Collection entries
======

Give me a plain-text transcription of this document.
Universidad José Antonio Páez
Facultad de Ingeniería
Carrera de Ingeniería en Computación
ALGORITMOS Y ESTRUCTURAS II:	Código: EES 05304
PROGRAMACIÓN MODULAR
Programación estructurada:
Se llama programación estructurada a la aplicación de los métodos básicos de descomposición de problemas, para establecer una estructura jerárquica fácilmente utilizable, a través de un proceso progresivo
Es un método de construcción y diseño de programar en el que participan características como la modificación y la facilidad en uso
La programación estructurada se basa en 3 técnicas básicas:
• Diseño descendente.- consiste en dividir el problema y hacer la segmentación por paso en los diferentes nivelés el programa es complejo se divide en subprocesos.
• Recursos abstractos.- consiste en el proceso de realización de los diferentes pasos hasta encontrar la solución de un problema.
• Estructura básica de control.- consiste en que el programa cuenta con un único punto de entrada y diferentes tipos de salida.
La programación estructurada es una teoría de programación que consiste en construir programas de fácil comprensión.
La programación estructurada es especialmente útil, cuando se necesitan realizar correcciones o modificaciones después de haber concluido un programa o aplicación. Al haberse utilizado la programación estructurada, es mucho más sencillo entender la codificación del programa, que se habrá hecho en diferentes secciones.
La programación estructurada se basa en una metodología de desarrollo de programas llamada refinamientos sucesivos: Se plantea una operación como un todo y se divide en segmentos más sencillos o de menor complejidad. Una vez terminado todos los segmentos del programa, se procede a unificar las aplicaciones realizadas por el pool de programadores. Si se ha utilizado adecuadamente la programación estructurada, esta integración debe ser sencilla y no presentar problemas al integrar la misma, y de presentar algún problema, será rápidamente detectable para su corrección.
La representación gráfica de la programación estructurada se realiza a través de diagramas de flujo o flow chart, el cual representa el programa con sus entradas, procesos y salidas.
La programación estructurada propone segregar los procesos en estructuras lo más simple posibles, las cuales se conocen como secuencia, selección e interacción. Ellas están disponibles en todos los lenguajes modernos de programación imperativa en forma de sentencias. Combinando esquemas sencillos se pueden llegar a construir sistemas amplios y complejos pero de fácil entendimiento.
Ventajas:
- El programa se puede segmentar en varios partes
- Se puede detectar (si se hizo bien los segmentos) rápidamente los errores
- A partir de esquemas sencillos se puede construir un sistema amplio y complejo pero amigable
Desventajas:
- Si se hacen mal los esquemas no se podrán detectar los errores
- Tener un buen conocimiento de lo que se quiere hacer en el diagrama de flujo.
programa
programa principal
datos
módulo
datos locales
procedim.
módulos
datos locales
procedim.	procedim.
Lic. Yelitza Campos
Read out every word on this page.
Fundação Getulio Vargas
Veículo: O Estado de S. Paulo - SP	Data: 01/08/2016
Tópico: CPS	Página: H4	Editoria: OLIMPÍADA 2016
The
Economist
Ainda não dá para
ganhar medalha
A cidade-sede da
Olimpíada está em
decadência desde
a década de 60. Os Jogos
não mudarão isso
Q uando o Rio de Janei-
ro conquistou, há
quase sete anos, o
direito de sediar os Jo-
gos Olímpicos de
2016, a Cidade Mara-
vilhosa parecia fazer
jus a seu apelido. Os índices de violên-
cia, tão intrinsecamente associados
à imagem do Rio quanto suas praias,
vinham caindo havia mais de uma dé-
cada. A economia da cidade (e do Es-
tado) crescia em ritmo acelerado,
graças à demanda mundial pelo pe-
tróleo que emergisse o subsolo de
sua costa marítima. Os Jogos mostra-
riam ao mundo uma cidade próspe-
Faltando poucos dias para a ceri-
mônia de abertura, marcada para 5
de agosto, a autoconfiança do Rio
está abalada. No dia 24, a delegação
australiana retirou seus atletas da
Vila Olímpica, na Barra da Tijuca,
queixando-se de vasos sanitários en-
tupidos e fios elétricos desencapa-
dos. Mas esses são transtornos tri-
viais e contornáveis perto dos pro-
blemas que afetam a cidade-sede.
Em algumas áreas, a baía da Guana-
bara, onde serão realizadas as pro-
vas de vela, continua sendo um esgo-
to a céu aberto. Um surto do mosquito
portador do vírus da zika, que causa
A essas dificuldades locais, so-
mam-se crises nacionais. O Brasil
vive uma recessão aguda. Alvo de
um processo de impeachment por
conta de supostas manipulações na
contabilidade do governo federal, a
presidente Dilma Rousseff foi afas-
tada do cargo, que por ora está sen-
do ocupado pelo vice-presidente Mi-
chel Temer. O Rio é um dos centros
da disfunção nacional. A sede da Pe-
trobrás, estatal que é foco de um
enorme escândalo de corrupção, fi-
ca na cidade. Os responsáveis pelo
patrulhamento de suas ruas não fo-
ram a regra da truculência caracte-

======

### WHAT THE TASK ASKS
Give the listing again, word for word.

### WRITTEN SOLUTION
Give me a plain-text transcription of this document.
Universidad José Antonio Páez
Facultad de Ingeniería
Carrera de Ingeniería en Computación
ALGORITMOS Y ESTRUCTURAS II:	Código: EES 05304
PROGRAMACIÓN MODULAR
Programación estructurada:
Se llama programación estructurada a la aplicación de los métodos básicos de descomposición de problemas, para establecer una estructura jerárquica fácilmente utilizable, a través de un proceso progresivo
Es un método de construcción y diseño de programar en el que participan características como la modificación y la facilidad en uso
La programación estructurada se basa en 3 técnicas básicas:
• Diseño descendente.- consiste en dividir el problema y hacer la segmentación por paso en los diferentes nivelés el programa es complejo se divide en subprocesos.
• Recursos abstractos.- consiste en el proceso de realización de los diferentes pasos hasta encontrar la solución de un problema.
• Estructura básica de control.- consiste en que el programa cuenta con un único punto de entrada y diferentes tipos de salida.
La programación estructurada es una teoría de programación que consiste en construir programas de fácil comprensión.
La programación estructurada es especialmente útil, cuando se necesitan realizar correcciones o modificaciones después de haber concluido un programa o aplicación. Al haberse utilizado la programación estructurada, es mucho más sencillo entender la codificación del programa, que se habrá hecho en diferentes secciones.
La programación estructurada se basa en una metodología de desarrollo de programas llamada refinamientos sucesivos: Se plantea una operación como un todo y se divide en segmentos más sencillos o de menor complejidad. Una vez terminado todos los segmentos del programa, se procede a unificar las aplicaciones realizadas por el pool de programadores. Si se ha utilizado adecuadamente la programación estructurada, esta integración debe ser sencilla y no presentar problemas al integrar la misma, y de presentar algún problema, será rápidamente detectable para su corrección.
La representación gráfica de la programación estructurada se realiza a través de diagramas de flujo o flow chart, el cual representa el programa con sus entradas, procesos y salidas.
La programación estructurada propone segregar los procesos en estructuras lo más simple posibles, las cuales se conocen como secuencia, selección e interacción. Ellas están disponibles en todos los lenguajes modernos de programación imperativa en forma de sentencias. Combinando esquemas sencillos se pueden llegar a construir sistemas amplios y complejos pero de fácil entendimiento.
Ventajas:
- El programa se puede segmentar en varios partes
- Se puede detectar (si se hizo bien los segmentos) rápidamente los errores
- A partir de esquemas sencillos se puede construir un sistema amplio y complejo pero amigable
Desventajas:
- Si se hacen mal los esquemas no se podrán detectar los errores
- Tener un buen conocimiento de lo que se quiere hacer en el diagrama de flujo.
programa
programa principal
datos
módulo
datos locales
procedim.
módulos
datos locales
procedim.	procedim.
Lic. Yelitza Campos
Read out every word on this page.
Fundação Getulio Vargas
Veículo: O Estado de S. Paulo - SP	Data: 01/08/2016
Tópico: CPS	Página: H4	Editoria: OLIMPÍADA 2016
The
Economist
Ainda não dá para
ganhar medalha
A cidade-sede da
Olimpíada está em
decadência desde
a década de 60. Os Jogos
não mudarão isso
Q uando o Rio de Janei-
ro conquistou, há
quase sete anos, o
direito de sediar os Jo-
gos Olímpicos de
2016, a Cidade Mara-
vilhosa parecia fazer
jus a seu apelido. Os índices de violên-
cia, tão intrinsecamente associados
à imagem do Rio quanto suas praias,
vinham caindo havia mais de uma dé-
cada. A economia da cidade (e do Es-
tado) crescia em ritmo acelerado,
graças à demanda mundial pelo pe-
tróleo que emergisse o subsolo de
sua costa marítima. Os Jogos mostra-
riam ao mundo uma cidade próspe-
Faltando poucos dias para a ceri-
mônia de abertura, marcada para 5
de agosto, a autoconfiança do Rio
está abalada. No dia 24, a delegação
australiana retirou seus atletas da
Vila Olímpica, na Barra da Tijuca,
queixando-se de vasos sanitários en-
tupidos e fios elétricos desencapa-
dos. Mas esses são transtornos tri-
viais e contornáveis perto dos pro-
blemas que afetam a cidade-sede.
Em algumas áreas, a baía da Guana-
bara, onde serão realizadas as pro-
vas de vela, continua sendo um esgo-
to a céu aberto. Um surto do mosquito
portador do vírus da zika, que causa
A essas dificuldades locais, so-
mam-se crises nacionais. O Brasil
vive uma recessão aguda. Alvo de
um processo de impeachment por
conta de supostas manipulações na
contabilidade do governo federal, a
presidente Dilma Rousseff foi afas-
tada do cargo, que por ora está sen-
do ocupado pelo vice-presidente Mi-
chel Temer. O Rio é um dos centros
da disfunção nacional. A sede da Pe-
trobrás, estatal que é foco de um
enorme escândalo de corrupção, fi-
ca na cidade. Os responsáveis pelo
patrulhamento de suas ruas não fo-
ram a regra da truculência caracte-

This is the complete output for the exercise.